Listed entries >>
▬▬▬▬▬▬

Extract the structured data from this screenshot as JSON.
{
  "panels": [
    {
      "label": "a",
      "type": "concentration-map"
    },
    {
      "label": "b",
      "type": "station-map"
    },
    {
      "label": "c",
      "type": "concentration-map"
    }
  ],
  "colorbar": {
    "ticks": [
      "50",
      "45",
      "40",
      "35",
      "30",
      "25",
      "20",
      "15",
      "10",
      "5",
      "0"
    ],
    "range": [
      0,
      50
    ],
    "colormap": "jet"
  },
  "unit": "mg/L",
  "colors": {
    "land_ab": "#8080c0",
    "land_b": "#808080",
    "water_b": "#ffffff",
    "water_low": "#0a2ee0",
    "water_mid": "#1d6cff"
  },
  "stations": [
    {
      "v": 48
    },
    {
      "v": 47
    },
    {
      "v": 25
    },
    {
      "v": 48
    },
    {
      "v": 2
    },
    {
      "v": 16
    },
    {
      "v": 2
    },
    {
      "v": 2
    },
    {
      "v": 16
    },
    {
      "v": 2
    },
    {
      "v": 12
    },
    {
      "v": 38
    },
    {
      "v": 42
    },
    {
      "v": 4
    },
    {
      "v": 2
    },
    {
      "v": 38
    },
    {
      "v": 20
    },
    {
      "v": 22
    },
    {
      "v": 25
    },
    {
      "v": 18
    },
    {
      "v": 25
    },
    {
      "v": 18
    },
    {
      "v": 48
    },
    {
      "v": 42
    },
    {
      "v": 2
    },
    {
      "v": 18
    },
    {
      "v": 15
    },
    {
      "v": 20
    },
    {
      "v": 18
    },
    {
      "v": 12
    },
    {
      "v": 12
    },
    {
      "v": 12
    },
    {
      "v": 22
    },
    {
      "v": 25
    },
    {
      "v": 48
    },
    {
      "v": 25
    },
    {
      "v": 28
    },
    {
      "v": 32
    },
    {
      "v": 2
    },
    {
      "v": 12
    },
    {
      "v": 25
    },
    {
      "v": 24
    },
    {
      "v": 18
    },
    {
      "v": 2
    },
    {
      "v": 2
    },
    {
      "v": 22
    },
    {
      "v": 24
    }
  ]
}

▬▬▬▬▬▬

Task details >>
Retype all of the entries precisely as they are.

Answer >>
Extract the structured data from this screenshot as JSON.
{
  "panels": [
    {
      "label": "a",
      "type": "concentration-map"
    },
    {
      "label": "b",
      "type": "station-map"
    },
    {
      "label": "c",
      "type": "concentration-map"
    }
  ],
  "colorbar": {
    "ticks": [
      "50",
      "45",
      "40",
      "35",
      "30",
      "25",
      "20",
      "15",
      "10",
      "5",
      "0"
    ],
    "range": [
      0,
      50
    ],
    "colormap": "jet"
  },
  "unit": "mg/L",
  "colors": {
    "land_ab": "#8080c0",
    "land_b": "#808080",
    "water_b": "#ffffff",
    "water_low": "#0a2ee0",
    "water_mid": "#1d6cff"
  },
  "stations": [
    {
      "v": 48
    },
    {
      "v": 47
    },
    {
      "v": 25
    },
    {
      "v": 48
    },
    {
      "v": 2
    },
    {
      "v": 16
    },
    {
      "v": 2
    },
    {
      "v": 2
    },
    {
      "v": 16
    },
    {
      "v": 2
    },
    {
      "v": 12
    },
    {
      "v": 38
    },
    {
      "v": 42
    },
    {
      "v": 4
    },
    {
      "v": 2
    },
    {
      "v": 38
    },
    {
      "v": 20
    },
    {
      "v": 22
    },
    {
      "v": 25
    },
    {
      "v": 18
    },
    {
      "v": 25
    },
    {
      "v": 18
    },
    {
      "v": 48
    },
    {
      "v": 42
    },
    {
      "v": 2
    },
    {
      "v": 18
    },
    {
      "v": 15
    },
    {
      "v": 20
    },
    {
      "v": 18
    },
    {
      "v": 12
    },
    {
      "v": 12
    },
    {
      "v": 12
    },
    {
      "v": 22
    },
    {
      "v": 25
    },
    {
      "v": 48
    },
    {
      "v": 25
    },
    {
      "v": 28
    },
    {
      "v": 32
    },
    {
      "v": 2
    },
    {
      "v": 12
    },
    {
      "v": 25
    },
    {
      "v": 24
    },
    {
      "v": 18
    },
    {
      "v": 2
    },
    {
      "v": 2
    },
    {
      "v": 22
    },
    {
      "v": 24
    }
  ]
}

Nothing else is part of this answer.